__Exercise brief__
Repeat the listing in full. Nothing may be added or left out.

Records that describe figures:

·····

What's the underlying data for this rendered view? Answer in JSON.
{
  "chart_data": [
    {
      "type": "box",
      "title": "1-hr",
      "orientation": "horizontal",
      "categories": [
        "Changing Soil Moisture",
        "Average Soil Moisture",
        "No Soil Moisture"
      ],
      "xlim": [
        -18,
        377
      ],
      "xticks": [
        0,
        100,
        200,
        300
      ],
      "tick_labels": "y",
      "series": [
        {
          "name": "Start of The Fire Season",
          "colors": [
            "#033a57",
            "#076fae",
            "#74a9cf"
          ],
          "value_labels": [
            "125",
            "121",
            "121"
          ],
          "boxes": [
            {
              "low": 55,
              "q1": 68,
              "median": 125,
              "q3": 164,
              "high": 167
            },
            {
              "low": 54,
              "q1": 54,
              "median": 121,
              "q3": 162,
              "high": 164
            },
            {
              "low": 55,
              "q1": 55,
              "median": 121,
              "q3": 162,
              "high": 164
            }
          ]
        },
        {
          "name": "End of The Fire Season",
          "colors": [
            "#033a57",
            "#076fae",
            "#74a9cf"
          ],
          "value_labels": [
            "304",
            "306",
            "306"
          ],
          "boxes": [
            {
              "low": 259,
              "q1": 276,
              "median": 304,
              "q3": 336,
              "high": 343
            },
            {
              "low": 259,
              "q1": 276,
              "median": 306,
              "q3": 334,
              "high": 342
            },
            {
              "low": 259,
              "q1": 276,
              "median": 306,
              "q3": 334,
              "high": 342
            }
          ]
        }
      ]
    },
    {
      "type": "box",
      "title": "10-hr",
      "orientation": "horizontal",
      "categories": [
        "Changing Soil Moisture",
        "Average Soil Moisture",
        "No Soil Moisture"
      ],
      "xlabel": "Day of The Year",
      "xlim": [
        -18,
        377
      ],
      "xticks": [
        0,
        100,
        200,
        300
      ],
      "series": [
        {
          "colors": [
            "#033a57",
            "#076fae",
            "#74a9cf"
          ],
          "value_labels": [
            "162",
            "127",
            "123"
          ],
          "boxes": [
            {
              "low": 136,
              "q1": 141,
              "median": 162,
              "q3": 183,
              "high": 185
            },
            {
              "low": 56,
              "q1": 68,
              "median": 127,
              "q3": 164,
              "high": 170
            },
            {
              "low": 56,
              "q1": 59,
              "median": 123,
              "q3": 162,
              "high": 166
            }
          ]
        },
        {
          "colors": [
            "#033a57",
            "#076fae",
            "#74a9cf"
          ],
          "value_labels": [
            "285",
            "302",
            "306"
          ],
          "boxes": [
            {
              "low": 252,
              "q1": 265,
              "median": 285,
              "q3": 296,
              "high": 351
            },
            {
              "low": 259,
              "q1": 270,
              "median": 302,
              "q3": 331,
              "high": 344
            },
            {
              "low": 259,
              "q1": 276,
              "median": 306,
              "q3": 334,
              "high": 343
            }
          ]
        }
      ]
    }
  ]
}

·····

__Completed task__
What's the underlying data for this rendered view? Answer in JSON.
{
  "chart_data": [
    {
      "type": "box",
      "title": "1-hr",
      "orientation": "horizontal",
      "categories": [
        "Changing Soil Moisture",
        "Average Soil Moisture",
        "No Soil Moisture"
      ],
      "xlim": [
        -18,
        377
      ],
      "xticks": [
        0,
        100,
        200,
        300
      ],
      "tick_labels": "y",
      "series": [
        {
          "name": "Start of The Fire Season",
          "colors": [
            "#033a57",
            "#076fae",
            "#74a9cf"
          ],
          "value_labels": [
            "125",
            "121",
            "121"
          ],
          "boxes": [
            {
              "low": 55,
              "q1": 68,
              "median": 125,
              "q3": 164,
              "high": 167
            },
            {
              "low": 54,
              "q1": 54,
              "median": 121,
              "q3": 162,
              "high": 164
            },
            {
              "low": 55,
              "q1": 55,
              "median": 121,
              "q3": 162,
              "high": 164
            }
          ]
        },
        {
          "name": "End of The Fire Season",
          "colors": [
            "#033a57",
            "#076fae",
            "#74a9cf"
          ],
          "value_labels": [
            "304",
            "306",
            "306"
          ],
          "boxes": [
            {
              "low": 259,
              "q1": 276,
              "median": 304,
              "q3": 336,
              "high": 343
            },
            {
              "low": 259,
              "q1": 276,
              "median": 306,
              "q3": 334,
              "high": 342
            },
            {
              "low": 259,
              "q1": 276,
              "median": 306,
              "q3": 334,
              "high": 342
            }
          ]
        }
      ]
    },
    {
      "type": "box",
      "title": "10-hr",
      "orientation": "horizontal",
      "categories": [
        "Changing Soil Moisture",
        "Average Soil Moisture",
        "No Soil Moisture"
      ],
      "xlabel": "Day of The Year",
      "xlim": [
        -18,
        377
      ],
      "xticks": [
        0,
        100,
        200,
        300
      ],
      "series": [
        {
          "colors": [
            "#033a57",
            "#076fae",
            "#74a9cf"
          ],
          "value_labels": [
            "162",
            "127",
            "123"
          ],
          "boxes": [
            {
              "low": 136,
              "q1": 141,
              "median": 162,
              "q3": 183,
              "high": 185
            },
            {
              "low": 56,
              "q1": 68,
              "median": 127,
              "q3": 164,
              "high": 170
            },
            {
              "low": 56,
              "q1": 59,
              "median": 123,
              "q3": 162,
              "high": 166
            }
          ]
        },
        {
          "colors": [
            "#033a57",
            "#076fae",
            "#74a9cf"
          ],
          "value_labels": [
            "285",
            "302",
            "306"
          ],
          "boxes": [
            {
              "low": 252,
              "q1": 265,
              "median": 285,
              "q3": 296,
              "high": 351
            },
            {
              "low": 259,
              "q1": 270,
              "median": 302,
              "q3": 331,
              "high": 344
            },
            {
              "low": 259,
              "q1": 276,
              "median": 306,
              "q3": 334,
              "high": 343
            }
          ]
        }
      ]
    }
  ]
}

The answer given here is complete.